- Exercise directions
From the listing below, return each line that includes "color".

[Figure dataset records]
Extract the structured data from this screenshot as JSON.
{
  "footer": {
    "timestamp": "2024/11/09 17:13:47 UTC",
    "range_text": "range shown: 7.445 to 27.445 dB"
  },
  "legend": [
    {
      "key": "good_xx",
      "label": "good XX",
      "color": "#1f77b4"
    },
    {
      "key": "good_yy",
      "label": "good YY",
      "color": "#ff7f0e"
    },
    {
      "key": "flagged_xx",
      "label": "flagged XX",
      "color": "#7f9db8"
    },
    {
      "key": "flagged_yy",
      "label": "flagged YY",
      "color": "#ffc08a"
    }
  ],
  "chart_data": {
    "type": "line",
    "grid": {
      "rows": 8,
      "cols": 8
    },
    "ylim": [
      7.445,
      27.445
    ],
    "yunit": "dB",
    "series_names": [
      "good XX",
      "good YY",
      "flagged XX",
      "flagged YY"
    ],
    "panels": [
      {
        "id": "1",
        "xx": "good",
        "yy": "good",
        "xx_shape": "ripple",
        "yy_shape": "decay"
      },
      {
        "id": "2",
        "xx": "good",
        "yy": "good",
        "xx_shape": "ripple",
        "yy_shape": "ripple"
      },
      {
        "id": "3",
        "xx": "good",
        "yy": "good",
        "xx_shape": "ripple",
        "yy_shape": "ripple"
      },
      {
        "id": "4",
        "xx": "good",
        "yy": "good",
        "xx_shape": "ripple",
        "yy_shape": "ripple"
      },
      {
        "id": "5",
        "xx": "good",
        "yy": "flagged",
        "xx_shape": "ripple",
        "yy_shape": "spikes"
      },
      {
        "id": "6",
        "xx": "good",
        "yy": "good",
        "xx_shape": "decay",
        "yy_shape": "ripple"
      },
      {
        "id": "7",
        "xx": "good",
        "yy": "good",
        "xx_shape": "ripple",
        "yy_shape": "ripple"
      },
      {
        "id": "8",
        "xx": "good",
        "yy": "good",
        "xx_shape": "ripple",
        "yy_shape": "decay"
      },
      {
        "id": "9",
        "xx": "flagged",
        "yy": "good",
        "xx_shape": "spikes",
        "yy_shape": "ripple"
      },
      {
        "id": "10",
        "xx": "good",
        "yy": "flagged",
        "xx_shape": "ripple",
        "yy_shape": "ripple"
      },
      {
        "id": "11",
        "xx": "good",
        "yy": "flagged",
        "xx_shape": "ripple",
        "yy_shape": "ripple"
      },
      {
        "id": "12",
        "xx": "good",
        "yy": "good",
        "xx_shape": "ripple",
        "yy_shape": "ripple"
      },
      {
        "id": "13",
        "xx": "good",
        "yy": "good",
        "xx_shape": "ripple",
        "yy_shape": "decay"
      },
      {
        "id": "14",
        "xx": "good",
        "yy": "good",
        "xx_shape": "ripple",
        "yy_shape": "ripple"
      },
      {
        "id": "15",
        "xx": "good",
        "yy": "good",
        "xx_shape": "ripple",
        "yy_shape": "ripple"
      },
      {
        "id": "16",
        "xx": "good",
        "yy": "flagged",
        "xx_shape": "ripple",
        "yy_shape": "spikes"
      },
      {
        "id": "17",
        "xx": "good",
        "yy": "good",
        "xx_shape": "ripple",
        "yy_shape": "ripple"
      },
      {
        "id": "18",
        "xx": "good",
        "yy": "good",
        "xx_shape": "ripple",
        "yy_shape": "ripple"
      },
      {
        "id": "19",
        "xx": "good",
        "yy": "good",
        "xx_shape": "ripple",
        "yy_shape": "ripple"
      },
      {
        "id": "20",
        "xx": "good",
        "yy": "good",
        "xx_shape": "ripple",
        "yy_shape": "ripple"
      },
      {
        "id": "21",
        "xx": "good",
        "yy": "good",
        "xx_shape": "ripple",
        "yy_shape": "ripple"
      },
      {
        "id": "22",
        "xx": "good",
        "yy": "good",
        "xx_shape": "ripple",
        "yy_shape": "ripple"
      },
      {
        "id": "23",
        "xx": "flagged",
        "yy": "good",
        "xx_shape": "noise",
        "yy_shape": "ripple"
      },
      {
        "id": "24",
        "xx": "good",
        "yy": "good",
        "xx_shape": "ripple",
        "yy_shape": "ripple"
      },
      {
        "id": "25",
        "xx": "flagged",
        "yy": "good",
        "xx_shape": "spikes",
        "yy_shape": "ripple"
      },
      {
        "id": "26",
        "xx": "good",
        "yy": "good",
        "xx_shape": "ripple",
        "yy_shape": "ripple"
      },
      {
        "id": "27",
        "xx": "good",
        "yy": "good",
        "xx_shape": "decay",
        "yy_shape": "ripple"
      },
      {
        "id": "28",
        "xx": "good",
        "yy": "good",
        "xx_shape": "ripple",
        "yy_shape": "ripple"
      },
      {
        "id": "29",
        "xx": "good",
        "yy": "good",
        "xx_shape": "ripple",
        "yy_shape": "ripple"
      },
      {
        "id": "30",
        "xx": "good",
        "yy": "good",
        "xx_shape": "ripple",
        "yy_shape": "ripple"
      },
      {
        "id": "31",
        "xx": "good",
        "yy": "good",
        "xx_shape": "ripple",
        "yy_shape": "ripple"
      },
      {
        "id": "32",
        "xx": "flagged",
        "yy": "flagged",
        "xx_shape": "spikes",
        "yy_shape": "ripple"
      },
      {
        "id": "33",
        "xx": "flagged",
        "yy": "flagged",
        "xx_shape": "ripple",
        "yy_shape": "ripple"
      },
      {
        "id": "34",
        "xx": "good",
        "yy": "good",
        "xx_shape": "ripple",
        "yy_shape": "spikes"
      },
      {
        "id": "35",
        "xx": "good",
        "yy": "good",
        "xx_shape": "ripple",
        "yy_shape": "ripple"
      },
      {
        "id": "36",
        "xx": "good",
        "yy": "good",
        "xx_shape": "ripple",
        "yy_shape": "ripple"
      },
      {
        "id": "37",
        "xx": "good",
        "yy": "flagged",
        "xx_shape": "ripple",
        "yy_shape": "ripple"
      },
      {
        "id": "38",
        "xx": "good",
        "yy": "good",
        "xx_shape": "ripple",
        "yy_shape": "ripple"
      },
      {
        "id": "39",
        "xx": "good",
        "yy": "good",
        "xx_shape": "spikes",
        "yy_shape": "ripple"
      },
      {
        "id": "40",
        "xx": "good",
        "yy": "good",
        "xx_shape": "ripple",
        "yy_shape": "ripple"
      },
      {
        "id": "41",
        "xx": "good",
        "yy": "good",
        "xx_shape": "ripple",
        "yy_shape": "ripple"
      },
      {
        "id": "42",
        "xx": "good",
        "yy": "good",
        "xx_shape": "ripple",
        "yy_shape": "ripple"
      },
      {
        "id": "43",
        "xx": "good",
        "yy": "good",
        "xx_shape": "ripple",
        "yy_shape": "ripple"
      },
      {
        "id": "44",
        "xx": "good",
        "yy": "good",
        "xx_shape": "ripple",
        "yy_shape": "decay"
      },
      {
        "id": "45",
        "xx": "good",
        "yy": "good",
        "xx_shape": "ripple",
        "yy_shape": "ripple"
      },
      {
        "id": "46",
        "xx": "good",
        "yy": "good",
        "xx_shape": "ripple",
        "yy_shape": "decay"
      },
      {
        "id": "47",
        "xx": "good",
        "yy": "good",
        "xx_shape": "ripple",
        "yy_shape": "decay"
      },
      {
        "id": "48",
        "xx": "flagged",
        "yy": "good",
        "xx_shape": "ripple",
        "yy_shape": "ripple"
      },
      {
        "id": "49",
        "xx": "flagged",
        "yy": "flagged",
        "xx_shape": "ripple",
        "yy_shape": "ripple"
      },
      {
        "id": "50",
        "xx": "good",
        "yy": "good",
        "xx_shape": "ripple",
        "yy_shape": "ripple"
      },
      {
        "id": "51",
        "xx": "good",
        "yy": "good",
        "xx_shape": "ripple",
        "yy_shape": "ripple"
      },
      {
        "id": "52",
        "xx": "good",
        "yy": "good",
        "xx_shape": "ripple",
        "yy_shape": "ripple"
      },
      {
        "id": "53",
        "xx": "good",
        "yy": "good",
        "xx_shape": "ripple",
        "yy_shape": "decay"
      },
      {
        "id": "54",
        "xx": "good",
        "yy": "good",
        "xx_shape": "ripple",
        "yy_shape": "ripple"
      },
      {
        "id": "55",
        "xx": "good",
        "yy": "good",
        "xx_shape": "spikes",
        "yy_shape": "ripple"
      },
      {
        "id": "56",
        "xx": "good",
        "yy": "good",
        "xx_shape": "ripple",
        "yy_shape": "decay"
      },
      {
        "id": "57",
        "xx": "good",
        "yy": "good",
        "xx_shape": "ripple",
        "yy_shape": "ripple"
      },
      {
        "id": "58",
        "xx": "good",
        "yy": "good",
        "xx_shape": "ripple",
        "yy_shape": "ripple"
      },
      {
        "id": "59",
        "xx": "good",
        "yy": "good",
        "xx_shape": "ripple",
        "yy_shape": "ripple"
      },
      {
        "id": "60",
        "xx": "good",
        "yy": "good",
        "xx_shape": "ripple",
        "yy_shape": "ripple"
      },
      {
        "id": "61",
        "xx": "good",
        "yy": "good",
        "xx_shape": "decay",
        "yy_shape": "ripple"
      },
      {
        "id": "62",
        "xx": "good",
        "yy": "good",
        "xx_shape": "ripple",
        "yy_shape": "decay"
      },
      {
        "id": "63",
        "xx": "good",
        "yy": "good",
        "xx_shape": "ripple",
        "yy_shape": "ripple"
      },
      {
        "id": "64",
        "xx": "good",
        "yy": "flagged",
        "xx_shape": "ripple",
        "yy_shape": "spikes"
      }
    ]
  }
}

- Task result
      "color": "#1f77b4"
      "color": "#ff7f0e"
      "color": "#7f9db8"
      "color": "#ffc08a"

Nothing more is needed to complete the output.